- [Exercise tasks]
[A] In the text about the Croatian government's media proposal, which roles does it say are clearly divided under universally accepted norms? List them.
[B] Carry on with the text about the Croatian government's media proposal, starting right after its final sentence.

- [Supplied text]
================================
The proposed provision would violate journalistic freedoms even if it stated that instead of publishers, the editor is not obliged to publish a journalistic content without explanation. The Croatian government has gone even further by fundamentally altering the meanings of the words “editor” and “journalist,” and this change is made in the worst possible sense.

The existing rules regarding the duties and obligations of publishers, editors, and journalists, especially those relating to press freedoms, are defined in international and domestic documents of the journalistic profession, such as the Declaration of the International Federation of Journalists and the Code of Ethics of Croatian Journalists. These standards can be found in all editorial statutes of Croatian media, as well as in the (existing) national legislation. The role of the state is to legislate in a manner that guarantees freedom of speech with (justifiable) restrictions while being cautious not to interfere with the competencies of editors and journalists. This completely undermines the institution of media statutes, which govern the relationships between publishers and the editorial staff, the selection of chief editors through the voting of all journalists and editors, and the regulation of mutual relations – introduced by the state precisely to enable free journalism and incentivized with a reduced VAT rate for printed media.

According to universally accepted norms (embedded in professional regulations, editorial statutes, acts, etc.) that have been present since the existence of free journalism, there is a clear division between publishers, editors, and journalists. Simplified, the publisher sets the basic editorial orientation and the corresponding program based on the respect of ethical and professional norms of journalism. The chief editor independently creates the editorial policy and is accountable to the publisher for its implementation and realization. The journalist, on the other hand, performs journalistic work, respecting the rules of the journalistic profession. In this job description and responsibility framework, according to numerous editorial statutes, the editor has the right not to publish certain media content but also the obligation to explain to the journalist the reasons for such decision. In those rare cases when a justified explanation is required for such a drastic move, the journalist has other editorial mechanisms to question such decisions (e.g., editorial council).

By the new proposal, where the publisher is not obliged to publish journalistic content, the fundamental ethical and professional principles of journalism, which clearly distinguish the publisher from the editorial team, are invalidated. The government’s new proposal would not only allow the publisher to co-create the daily editorial policy – which would already be an unacceptable interference in editorial autonomy – but would also grant them the right to make editorial decisions without any regard for the chief editor and the editorial team.

In accordance with most editorial statutes in Croatia, editors are elected by the majority vote of all journalists, and journalists have the right to seek their removal if they violate the rules of journalistic profession and similar conditions. The proposed amendment that “publishers are not obligated to publish journalistic content” would mean that media owners become editors, without any influence from journalists.

The editorial board, which should act as an impermeable barrier between publishers and journalists in democratically organized societies, becomes redundant in this case. The most important professional documents that define internal editorial processes are negated and ignored, while the concept of editorial control is undermined. Journalists and their freedoms are left at the mercy of media owners, exposing democracy to their particular interests, which often have nothing to do with journalism.
================================
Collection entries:
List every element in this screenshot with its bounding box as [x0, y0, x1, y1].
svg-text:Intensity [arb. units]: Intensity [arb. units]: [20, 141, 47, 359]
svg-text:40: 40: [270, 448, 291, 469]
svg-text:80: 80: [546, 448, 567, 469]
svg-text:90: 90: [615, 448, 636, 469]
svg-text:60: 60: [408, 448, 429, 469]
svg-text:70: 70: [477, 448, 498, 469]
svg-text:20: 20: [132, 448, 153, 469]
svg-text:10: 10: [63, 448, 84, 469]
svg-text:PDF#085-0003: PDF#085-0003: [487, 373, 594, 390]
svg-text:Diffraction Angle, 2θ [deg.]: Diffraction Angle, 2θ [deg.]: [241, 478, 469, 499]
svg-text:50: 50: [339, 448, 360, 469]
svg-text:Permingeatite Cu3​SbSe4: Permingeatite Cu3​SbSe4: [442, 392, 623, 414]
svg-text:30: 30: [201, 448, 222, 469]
================================
- [Responses]
[A] Publishers, editors, and journalists.

[B]
What has been a long-standing acute problem in Croatian (and global) journalism – publishers influencing editors for political or private business reasons to censor the journalists they employ – is now being resolved by the Republic of Croatia by legalizing censorship.

This proposal is directly in conflict with a series of recommendations made by the European Union published at the end of 2022. The Proposal for the Regulation of the European Parliament and the Council on establishing a common framework for media services in the internal market (European Media Freedom Act) and amending Directive 2010/13/EU “commercial and ownership influence on editorial content” is highlighted as one of the biggest threats to media pluralism in the Union member countries. The proposal is based on the following conclusions:

Point 15 states that “Member States have different approaches to protecting editorial independence, which is increasingly questionable throughout the Union. In several Member States, there is a growing interference in editorial decisions of media service providers. Such interference can be direct or indirect, involving the state or other actors, including public bodies, elected officials, state officials, and politicians, for example, to gain some political advantage. Shareholders and other private entities with stakes in media service providers can act in a way that exceeds what is necessary to balance business freedom and freedom of expression on one hand, and editorial freedom of expression and the right to information of users on the other, to achieve economic or other benefits.”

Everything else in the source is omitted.